Transcribe the listing verbatim. Do not carry over any pictures.

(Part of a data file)
>>>>
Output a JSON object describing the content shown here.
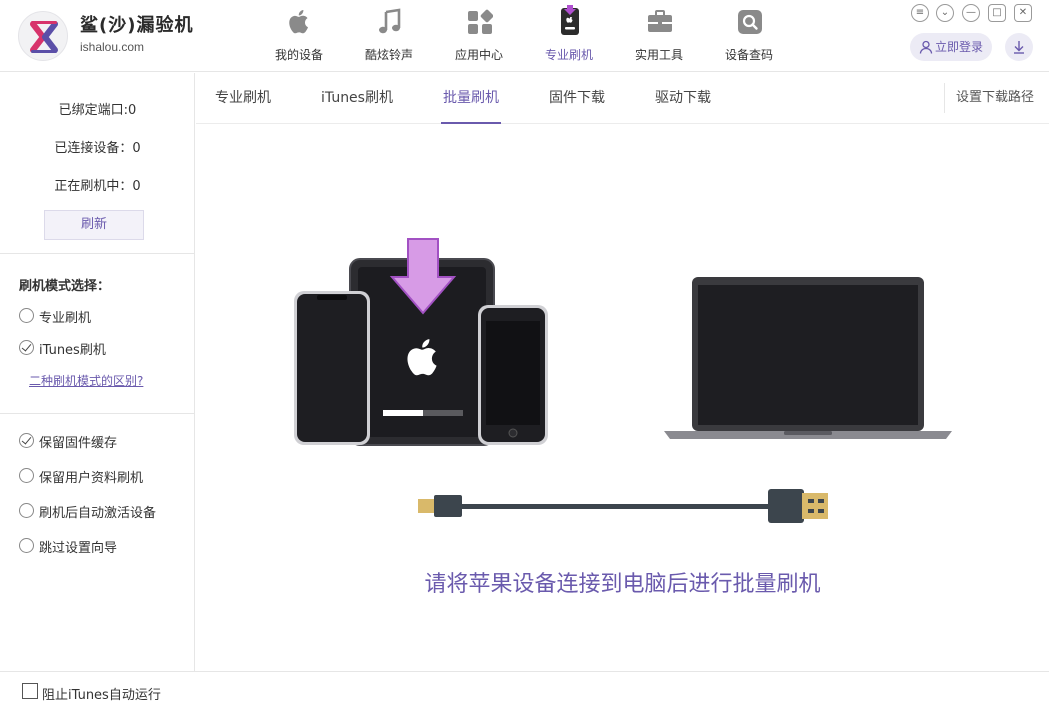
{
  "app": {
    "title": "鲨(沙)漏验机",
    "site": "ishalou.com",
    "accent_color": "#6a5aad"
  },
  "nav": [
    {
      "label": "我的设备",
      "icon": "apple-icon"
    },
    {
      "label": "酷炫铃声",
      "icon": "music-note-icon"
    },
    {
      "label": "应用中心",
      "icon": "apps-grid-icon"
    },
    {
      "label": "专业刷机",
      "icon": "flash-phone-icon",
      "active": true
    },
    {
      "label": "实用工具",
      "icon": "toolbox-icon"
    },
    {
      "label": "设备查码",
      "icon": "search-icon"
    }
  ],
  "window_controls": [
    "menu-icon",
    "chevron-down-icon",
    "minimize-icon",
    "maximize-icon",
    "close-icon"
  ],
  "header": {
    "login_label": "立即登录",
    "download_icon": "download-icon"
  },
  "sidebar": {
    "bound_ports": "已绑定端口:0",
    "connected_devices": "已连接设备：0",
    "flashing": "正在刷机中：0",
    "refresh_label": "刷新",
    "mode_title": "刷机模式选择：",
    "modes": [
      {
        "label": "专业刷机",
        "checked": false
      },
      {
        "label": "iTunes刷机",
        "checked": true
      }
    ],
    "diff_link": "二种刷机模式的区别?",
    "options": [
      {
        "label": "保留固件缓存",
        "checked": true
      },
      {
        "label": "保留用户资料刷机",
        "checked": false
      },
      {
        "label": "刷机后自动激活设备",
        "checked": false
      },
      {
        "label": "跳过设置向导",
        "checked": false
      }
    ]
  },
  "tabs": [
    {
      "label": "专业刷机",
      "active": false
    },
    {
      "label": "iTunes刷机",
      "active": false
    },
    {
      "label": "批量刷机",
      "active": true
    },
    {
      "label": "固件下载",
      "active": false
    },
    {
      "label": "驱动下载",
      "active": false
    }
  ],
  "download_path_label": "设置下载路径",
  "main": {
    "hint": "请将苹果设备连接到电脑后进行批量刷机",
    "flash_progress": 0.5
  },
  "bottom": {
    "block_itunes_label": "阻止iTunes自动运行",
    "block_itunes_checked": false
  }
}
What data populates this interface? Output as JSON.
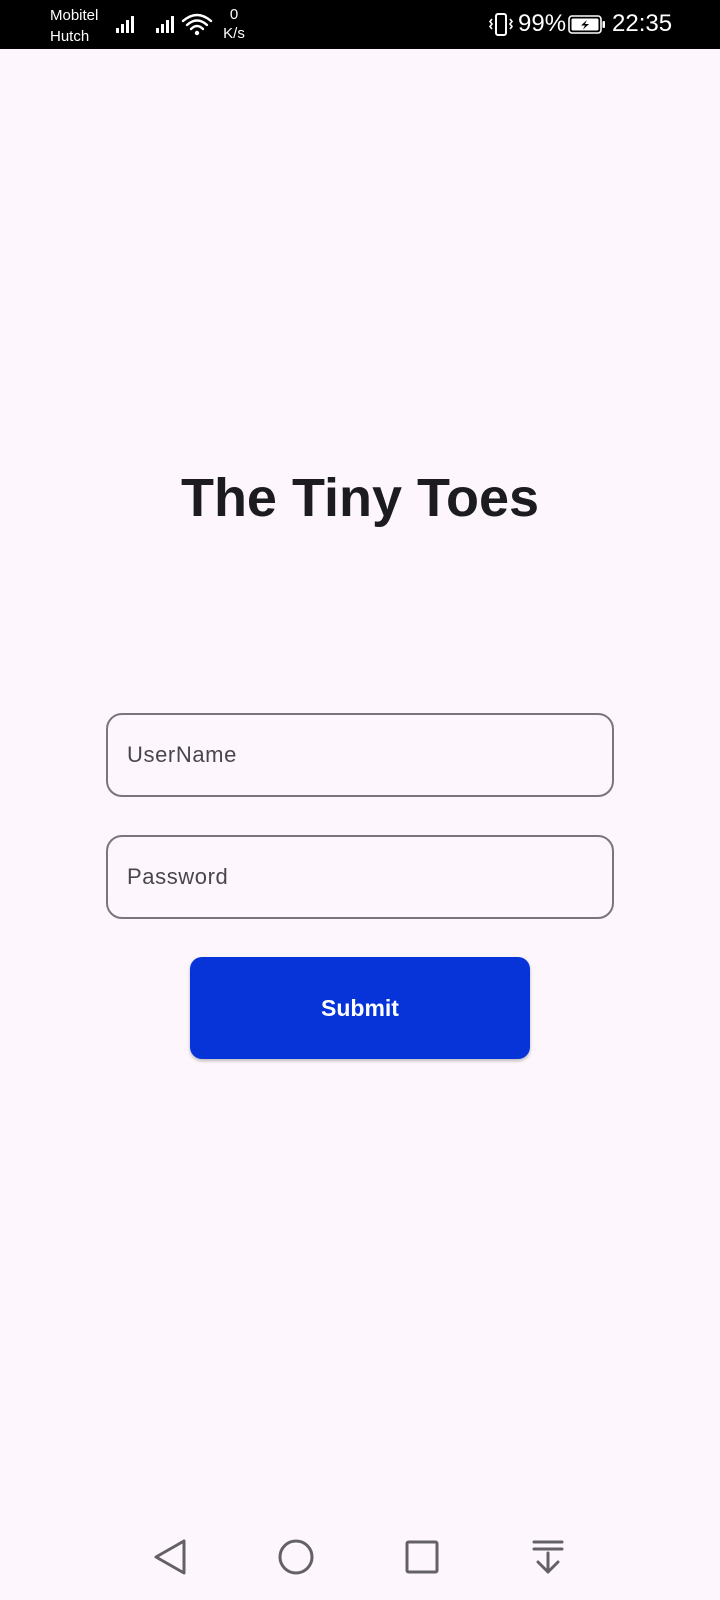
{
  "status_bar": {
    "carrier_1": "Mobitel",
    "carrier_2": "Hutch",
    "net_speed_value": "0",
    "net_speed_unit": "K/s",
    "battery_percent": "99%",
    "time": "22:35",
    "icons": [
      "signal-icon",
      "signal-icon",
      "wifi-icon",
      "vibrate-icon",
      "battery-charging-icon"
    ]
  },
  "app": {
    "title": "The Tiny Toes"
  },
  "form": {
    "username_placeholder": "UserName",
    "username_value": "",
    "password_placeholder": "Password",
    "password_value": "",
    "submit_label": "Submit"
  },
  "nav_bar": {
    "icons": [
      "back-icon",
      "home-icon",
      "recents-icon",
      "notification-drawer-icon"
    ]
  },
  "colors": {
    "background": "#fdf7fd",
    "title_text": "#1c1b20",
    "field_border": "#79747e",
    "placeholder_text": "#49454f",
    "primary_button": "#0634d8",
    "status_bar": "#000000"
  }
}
<<<<
__Response to the exercise__
Output a JSON object describing the content shown here.
{
  "app": {
    "title": "鲨(沙)漏验机",
    "site": "ishalou.com",
    "accent_color": "#6a5aad"
  },
  "nav": [
    {
      "label": "我的设备",
      "icon": "apple-icon"
    },
    {
      "label": "酷炫铃声",
      "icon": "music-note-icon"
    },
    {
      "label": "应用中心",
      "icon": "apps-grid-icon"
    },
    {
      "label": "专业刷机",
      "icon": "flash-phone-icon",
      "active": true
    },
    {
      "label": "实用工具",
      "icon": "toolbox-icon"
    },
    {
      "label": "设备查码",
      "icon": "search-icon"
    }
  ],
  "window_controls": [
    "menu-icon",
    "chevron-down-icon",
    "minimize-icon",
    "maximize-icon",
    "close-icon"
  ],
  "header": {
    "login_label": "立即登录",
    "download_icon": "download-icon"
  },
  "sidebar": {
    "bound_ports": "已绑定端口:0",
    "connected_devices": "已连接设备：0",
    "flashing": "正在刷机中：0",
    "refresh_label": "刷新",
    "mode_title": "刷机模式选择：",
    "modes": [
      {
        "label": "专业刷机",
        "checked": false
      },
      {
        "label": "iTunes刷机",
        "checked": true
      }
    ],
    "diff_link": "二种刷机模式的区别?",
    "options": [
      {
        "label": "保留固件缓存",
        "checked": true
      },
      {
        "label": "保留用户资料刷机",
        "checked": false
      },
      {
        "label": "刷机后自动激活设备",
        "checked": false
      },
      {
        "label": "跳过设置向导",
        "checked": false
      }
    ]
  },
  "tabs": [
    {
      "label": "专业刷机",
      "active": false
    },
    {
      "label": "iTunes刷机",
      "active": false
    },
    {
      "label": "批量刷机",
      "active": true
    },
    {
      "label": "固件下载",
      "active": false
    },
    {
      "label": "驱动下载",
      "active": false
    }
  ],
  "download_path_label": "设置下载路径",
  "main": {
    "hint": "请将苹果设备连接到电脑后进行批量刷机",
    "flash_progress": 0.5
  },
  "bottom": {
    "block_itunes_label": "阻止iTunes自动运行",
    "block_itunes_checked": false
  }
}
What data populates this interface? Output as JSON.
{
  "status_bar": {
    "carrier_1": "Mobitel",
    "carrier_2": "Hutch",
    "net_speed_value": "0",
    "net_speed_unit": "K/s",
    "battery_percent": "99%",
    "time": "22:35",
    "icons": [
      "signal-icon",
      "signal-icon",
      "wifi-icon",
      "vibrate-icon",
      "battery-charging-icon"
    ]
  },
  "app": {
    "title": "The Tiny Toes"
  },
  "form": {
    "username_placeholder": "UserName",
    "username_value": "",
    "password_placeholder": "Password",
    "password_value": "",
    "submit_label": "Submit"
  },
  "nav_bar": {
    "icons": [
      "back-icon",
      "home-icon",
      "recents-icon",
      "notification-drawer-icon"
    ]
  },
  "colors": {
    "background": "#fdf7fd",
    "title_text": "#1c1b20",
    "field_border": "#79747e",
    "placeholder_text": "#49454f",
    "primary_button": "#0634d8",
    "status_bar": "#000000"
  }
}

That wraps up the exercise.